▶ Short task
Search the material below for the word "ΚΡΟΥΣΜΑΤΑ" and copy every line in which it occurs.

▶ Record extracts
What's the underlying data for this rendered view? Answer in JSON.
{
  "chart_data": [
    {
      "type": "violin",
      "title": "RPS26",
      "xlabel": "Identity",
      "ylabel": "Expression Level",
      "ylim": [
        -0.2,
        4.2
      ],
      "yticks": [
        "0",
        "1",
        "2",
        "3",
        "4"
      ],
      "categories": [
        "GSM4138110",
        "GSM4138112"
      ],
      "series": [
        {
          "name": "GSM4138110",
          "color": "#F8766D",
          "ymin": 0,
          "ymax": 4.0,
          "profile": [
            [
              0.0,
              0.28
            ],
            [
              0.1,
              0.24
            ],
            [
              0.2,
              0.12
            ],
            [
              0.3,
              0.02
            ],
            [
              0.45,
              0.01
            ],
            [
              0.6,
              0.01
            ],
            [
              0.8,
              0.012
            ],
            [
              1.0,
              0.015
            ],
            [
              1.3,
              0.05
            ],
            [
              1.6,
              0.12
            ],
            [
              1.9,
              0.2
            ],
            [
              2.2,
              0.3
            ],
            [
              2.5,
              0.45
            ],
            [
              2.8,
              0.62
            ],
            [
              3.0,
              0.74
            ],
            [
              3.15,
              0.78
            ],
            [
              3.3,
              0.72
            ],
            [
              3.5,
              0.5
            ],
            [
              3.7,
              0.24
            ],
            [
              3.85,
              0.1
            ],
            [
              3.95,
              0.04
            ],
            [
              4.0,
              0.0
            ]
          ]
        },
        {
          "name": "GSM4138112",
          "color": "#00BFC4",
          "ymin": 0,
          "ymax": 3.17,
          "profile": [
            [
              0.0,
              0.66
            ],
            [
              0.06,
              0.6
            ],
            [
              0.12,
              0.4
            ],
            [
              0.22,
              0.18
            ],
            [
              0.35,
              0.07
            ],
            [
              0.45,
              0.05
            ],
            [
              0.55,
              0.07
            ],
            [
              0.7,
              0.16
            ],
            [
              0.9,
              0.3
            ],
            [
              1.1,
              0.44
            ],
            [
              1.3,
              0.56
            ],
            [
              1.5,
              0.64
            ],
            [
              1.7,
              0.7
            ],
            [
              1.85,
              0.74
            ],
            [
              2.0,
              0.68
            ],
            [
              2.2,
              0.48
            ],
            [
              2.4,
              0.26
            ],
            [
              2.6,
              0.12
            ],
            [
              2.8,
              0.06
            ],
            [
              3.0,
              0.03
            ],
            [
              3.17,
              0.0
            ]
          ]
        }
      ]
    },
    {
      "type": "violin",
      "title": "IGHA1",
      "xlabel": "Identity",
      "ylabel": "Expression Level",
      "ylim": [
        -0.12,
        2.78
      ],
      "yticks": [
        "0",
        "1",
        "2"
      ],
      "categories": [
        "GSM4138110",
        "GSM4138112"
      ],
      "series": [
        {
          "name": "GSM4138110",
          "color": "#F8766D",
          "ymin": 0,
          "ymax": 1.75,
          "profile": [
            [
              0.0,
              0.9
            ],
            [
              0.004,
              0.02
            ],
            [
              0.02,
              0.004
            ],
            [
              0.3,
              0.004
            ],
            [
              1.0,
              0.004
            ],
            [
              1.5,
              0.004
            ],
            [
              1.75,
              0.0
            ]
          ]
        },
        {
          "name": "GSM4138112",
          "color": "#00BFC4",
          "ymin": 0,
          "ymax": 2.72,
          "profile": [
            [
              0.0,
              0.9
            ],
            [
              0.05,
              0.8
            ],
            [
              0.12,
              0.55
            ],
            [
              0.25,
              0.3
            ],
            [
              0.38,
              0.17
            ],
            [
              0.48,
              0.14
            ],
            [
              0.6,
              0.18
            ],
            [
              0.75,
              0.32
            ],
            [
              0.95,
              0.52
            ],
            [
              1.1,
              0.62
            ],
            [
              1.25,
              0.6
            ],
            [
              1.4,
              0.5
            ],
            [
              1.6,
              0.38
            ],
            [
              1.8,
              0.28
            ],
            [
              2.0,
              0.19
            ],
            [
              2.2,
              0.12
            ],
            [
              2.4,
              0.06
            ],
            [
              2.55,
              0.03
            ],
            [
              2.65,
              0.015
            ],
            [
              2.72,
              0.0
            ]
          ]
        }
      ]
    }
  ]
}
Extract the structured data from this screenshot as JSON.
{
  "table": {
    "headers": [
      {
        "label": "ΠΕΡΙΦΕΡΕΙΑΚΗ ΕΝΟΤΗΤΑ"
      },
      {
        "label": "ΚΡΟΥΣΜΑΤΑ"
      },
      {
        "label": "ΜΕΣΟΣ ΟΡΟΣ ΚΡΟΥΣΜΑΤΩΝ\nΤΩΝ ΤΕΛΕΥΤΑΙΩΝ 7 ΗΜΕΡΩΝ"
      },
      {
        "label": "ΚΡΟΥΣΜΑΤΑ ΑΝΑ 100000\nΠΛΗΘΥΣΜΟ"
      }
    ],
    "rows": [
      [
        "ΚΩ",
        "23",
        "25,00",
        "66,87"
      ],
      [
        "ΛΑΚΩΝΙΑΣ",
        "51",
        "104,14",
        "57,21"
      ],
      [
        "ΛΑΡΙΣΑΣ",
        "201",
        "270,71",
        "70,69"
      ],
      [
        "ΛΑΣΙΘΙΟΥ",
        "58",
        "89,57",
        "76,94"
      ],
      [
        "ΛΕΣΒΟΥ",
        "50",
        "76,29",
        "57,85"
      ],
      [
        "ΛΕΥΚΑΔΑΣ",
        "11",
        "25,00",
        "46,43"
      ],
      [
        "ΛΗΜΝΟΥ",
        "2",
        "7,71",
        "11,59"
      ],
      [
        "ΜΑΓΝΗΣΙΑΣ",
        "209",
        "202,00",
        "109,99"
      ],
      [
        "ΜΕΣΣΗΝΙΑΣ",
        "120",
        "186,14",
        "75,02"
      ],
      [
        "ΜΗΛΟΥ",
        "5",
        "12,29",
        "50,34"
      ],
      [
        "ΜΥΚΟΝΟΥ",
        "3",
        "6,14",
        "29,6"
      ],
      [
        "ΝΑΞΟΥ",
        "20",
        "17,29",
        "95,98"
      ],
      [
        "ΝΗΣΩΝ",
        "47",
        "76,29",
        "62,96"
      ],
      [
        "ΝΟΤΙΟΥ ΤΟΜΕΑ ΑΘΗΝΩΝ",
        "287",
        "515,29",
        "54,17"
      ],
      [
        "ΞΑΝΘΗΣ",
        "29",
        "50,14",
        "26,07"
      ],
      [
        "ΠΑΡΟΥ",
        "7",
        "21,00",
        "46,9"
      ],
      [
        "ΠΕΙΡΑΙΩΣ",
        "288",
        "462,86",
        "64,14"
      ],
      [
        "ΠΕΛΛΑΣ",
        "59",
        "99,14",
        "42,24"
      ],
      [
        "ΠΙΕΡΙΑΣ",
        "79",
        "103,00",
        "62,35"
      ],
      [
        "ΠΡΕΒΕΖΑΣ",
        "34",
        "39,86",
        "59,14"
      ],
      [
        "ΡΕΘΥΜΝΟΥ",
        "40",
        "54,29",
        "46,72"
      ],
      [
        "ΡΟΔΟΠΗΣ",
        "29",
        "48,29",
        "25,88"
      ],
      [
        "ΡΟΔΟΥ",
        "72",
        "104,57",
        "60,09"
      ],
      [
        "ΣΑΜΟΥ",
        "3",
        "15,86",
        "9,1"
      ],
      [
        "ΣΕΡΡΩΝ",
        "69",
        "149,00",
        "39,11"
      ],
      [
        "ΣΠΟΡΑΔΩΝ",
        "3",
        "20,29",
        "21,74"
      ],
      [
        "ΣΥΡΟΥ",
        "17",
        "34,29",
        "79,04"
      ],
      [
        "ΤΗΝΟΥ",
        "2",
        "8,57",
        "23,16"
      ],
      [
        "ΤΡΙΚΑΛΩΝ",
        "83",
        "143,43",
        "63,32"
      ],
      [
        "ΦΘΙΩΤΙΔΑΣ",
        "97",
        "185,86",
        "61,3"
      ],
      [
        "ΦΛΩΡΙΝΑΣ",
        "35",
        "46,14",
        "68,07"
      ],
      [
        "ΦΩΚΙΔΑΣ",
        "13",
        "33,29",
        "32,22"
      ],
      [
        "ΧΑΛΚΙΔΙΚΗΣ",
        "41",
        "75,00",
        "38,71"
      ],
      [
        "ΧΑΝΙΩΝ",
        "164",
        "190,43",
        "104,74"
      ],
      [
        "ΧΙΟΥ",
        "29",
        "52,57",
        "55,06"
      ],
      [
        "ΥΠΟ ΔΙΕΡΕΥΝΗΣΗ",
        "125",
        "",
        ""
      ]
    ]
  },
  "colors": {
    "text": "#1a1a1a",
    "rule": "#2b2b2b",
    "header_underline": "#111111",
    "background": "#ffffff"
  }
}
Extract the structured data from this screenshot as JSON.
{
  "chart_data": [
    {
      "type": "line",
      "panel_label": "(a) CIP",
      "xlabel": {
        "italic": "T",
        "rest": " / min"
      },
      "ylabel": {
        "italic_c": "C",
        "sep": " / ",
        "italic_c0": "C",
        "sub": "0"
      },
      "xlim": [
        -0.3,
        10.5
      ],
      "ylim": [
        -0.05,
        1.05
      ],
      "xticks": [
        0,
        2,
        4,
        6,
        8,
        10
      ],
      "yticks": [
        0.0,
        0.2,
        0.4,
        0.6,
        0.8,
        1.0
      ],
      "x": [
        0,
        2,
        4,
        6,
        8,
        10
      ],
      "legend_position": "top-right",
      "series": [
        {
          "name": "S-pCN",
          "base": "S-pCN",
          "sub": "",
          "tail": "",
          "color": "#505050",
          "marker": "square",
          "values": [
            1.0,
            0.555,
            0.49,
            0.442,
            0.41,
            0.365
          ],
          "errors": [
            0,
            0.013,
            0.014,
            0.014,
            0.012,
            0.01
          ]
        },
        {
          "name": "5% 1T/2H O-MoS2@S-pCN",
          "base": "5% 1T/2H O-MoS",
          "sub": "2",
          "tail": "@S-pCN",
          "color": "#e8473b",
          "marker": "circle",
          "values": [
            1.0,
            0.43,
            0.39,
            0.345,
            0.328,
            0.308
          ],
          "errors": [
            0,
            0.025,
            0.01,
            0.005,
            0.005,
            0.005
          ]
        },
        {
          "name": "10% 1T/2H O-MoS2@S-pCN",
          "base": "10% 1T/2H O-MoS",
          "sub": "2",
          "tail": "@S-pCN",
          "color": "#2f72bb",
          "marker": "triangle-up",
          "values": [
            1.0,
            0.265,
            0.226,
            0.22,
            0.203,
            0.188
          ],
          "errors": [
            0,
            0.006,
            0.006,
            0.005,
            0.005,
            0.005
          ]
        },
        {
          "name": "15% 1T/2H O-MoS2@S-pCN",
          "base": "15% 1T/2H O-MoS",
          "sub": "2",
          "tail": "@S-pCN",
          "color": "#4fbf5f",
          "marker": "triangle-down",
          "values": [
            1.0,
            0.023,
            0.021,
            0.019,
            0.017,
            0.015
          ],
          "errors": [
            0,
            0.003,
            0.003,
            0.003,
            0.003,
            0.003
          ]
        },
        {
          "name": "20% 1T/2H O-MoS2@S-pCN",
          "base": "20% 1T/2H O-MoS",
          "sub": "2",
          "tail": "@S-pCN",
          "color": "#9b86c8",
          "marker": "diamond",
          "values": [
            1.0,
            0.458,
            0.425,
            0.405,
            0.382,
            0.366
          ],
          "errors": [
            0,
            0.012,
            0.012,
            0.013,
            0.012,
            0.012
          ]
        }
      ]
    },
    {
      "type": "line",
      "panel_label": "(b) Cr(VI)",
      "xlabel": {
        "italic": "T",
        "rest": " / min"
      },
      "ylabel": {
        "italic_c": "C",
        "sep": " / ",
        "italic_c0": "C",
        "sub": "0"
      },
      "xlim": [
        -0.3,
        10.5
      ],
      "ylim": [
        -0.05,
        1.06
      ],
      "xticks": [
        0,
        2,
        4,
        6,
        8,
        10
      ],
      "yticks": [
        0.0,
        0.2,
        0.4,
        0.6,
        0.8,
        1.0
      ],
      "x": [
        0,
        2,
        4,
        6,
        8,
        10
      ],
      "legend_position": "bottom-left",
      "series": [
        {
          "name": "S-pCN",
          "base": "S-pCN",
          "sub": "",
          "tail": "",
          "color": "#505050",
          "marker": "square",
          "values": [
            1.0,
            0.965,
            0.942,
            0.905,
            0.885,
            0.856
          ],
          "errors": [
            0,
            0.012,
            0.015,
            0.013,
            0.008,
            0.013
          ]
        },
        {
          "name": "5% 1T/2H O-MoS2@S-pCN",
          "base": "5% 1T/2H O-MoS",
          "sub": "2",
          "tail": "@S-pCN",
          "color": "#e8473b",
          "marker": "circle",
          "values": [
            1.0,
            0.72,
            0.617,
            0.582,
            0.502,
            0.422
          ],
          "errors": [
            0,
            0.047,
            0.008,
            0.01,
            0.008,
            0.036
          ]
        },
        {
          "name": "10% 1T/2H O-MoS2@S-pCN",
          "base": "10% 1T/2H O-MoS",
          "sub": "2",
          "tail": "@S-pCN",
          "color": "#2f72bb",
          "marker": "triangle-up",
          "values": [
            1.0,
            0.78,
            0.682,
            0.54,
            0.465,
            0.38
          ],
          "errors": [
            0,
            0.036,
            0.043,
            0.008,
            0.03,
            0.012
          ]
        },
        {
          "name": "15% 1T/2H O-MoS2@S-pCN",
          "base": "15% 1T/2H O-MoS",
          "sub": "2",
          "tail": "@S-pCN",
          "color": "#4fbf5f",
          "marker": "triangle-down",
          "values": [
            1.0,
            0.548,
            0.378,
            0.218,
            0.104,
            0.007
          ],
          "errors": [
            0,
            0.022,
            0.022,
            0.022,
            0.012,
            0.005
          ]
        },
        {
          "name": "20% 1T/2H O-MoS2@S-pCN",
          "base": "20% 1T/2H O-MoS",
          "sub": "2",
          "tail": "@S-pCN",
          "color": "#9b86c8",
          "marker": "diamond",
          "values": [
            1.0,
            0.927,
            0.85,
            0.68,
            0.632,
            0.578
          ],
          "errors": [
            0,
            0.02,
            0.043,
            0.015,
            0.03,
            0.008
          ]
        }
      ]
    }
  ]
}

▶ Exercise output
        "label": "ΚΡΟΥΣΜΑΤΑ"
        "label": "ΚΡΟΥΣΜΑΤΑ ΑΝΑ 100000\nΠΛΗΘΥΣΜΟ"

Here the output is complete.